Filebeat is harvesting the same log over and over

Hi everyone,

2 days ago i did an upgrade from Logstash and Filebeat from 5.6.x to 6.0, then i got some fun time with index_templates and document_type, but after that, i found the strange behavior of Filebeat.

i only changed the document_type to tags

- type: log
  tags: ["report_daily"]
  paths:
    - /usr/src/the-report/report_daily*.csv


- type: log
  tags: ["report_month"]
  paths:
    - /usr/src/the-report/report_month*.csv

then i was looking for this problem and added these:

- type: log
  tags: ["report_daily"]
  paths:
    - /usr/src/the-report/report_daily*.csv
  ignore_older: 1h
  close_inactive: 30s

- type: log
  tags: ["report_month"]
  paths:
    - /usr/src/the-report/report_month*.csv
  ignore_older: 1h
  close_inactive: 30s

both configs didn't change it after Filebeat is done with the file (based on the amount in Elasticsearch/Kibana), it will start it again.

for example, the month index should be around 196k docs and now it will raise up to 380 or higher...

About the .csv file:
it will be every hour be moved away into an archive folder and if there were changes in the source, where i pull the .csv information, i will throw it with a new name into the log (report) folder, that Filebeat can grab it.

Sure i could rollback to 5.6.x, but would prefer to understand the issue :smiley:

Ah, here is the registry

{"source":"/usr/src/the-report/report_month_oct_2017.csv","offset":0,"timestamp":"2017-11-30T12:09:24.767910017+01:00","ttl":-1,"type":"log","FileStateOS":{"inode":31620,"device":51713}}]

appreciate any help, thanks in advance

Cheers

1 Like

I have a hard time to follow you here.

What did your original configs look like (full config please)?

Why did you swap to tags?

Which output type are you using?

Any errors in filebeat logs?

Hi @steffens

the normal config (version 5.5.1 -> 5.6.x )

filebeat.prospectors:

- input_type: log
  document_type: report_daily
  paths:
    - /usr/src/the-report/report_daily*.csv

- input_type: log
  document_type: report_month
  paths:
    - /usr/src/the-report/report_month*.csv

and with 6.0 the document_type are not supported anymore, so i changed to tags (maybe later to field)

Output is the same and wasnt changed, logstash with SSL

output.logstash:
  hosts: ["logs.example.com:5044"]
  ssl.certificate_authorities: ["/certs/rootCA.pem"]
  ssl.certificate: "/certs/logs.pem"
===
## Task 1
Answer these from the Filebeat thread, one line each:
(a) From which version to which version were Logstash and Filebeat upgraded?
(b) About how many docs should the month index hold?
(c) What output does the setup send to?
## Task 2
Does the Filebeat thread back up each statement below? Answer yes or no and quote the words that settle it.
(a) The .csv file is moved into an archive folder every hour.
(b) The output settings were changed during the upgrade.
(c) Tags replaced document_type because 6.0 no longer supports document_type.
## Task 3
Write the next part of the Filebeat thread, starting right after its last line.

## Stored data
===
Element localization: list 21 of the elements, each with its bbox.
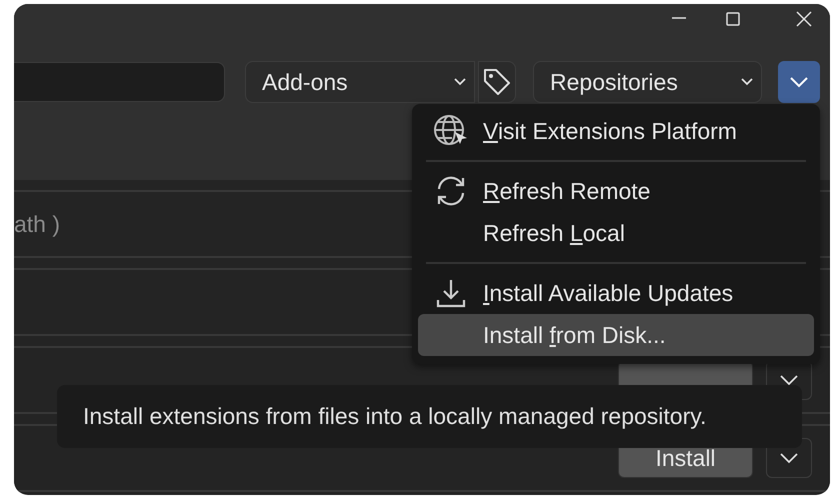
===
## Response 1
(a) From 5.6.x to 6.0.
(b) Around 196k docs.
(c) Logstash with SSL.

## Response 2
(a) Yes: "it will be every hour be moved away into an archive folder"
(b) No: "Output is the same and wasnt changed"
(c) Yes: "with 6.0 the document_type are not supported anymore, so i changed to tags"

## Response 3
  ssl.key: "/certs/logs.key"

there is nothing else in the config used.

in Flebeat i cant see any error, it's starting like before and start to harvest the .csv file, but when Filebeat reaches the end, it will start again to harvest the same file, without any changes on the csv file, without any delay.

did i miss something new in 6.0 Filebeat, how it handles files?

Cheers

The fact the offset is still 0 is kinda funny. How big are those csv files? To me it kinda looks like filebeat is missing ACKs from logstash. filebeat uses infinite retry (send-at-least-once semantics). If filebeat does not receive ACK or keep-alive signal from logstash, it has to resend.

Which logstash version are you using?

Can you try with debug logging in filebeat as well? (run with -d '*'). Check logs for registry write messages. Also check metrics being logged (by default filebeat logs internal metrics every 30 seconds).

Hi @steffens ,

sorry for the delay (Weekend and some other work coming up).

  1. the file for the month was now 115MB (.csv file // aws billing reports)
  2. Logstash is 6.0, same as Filebeat, before 6.0 was it working :confused:
  3. in the logs i can see that he get from time to time a timeout on the logstash beats port, but it will retry it and at the end, i can see all the data in Kibana
    *cause im comparing $ billing in Kibana and AWS Dashboard, they're equal, until filebeat gets crazy

will let it run with -d '*' tomorrow morning and update here

Thanks for the help.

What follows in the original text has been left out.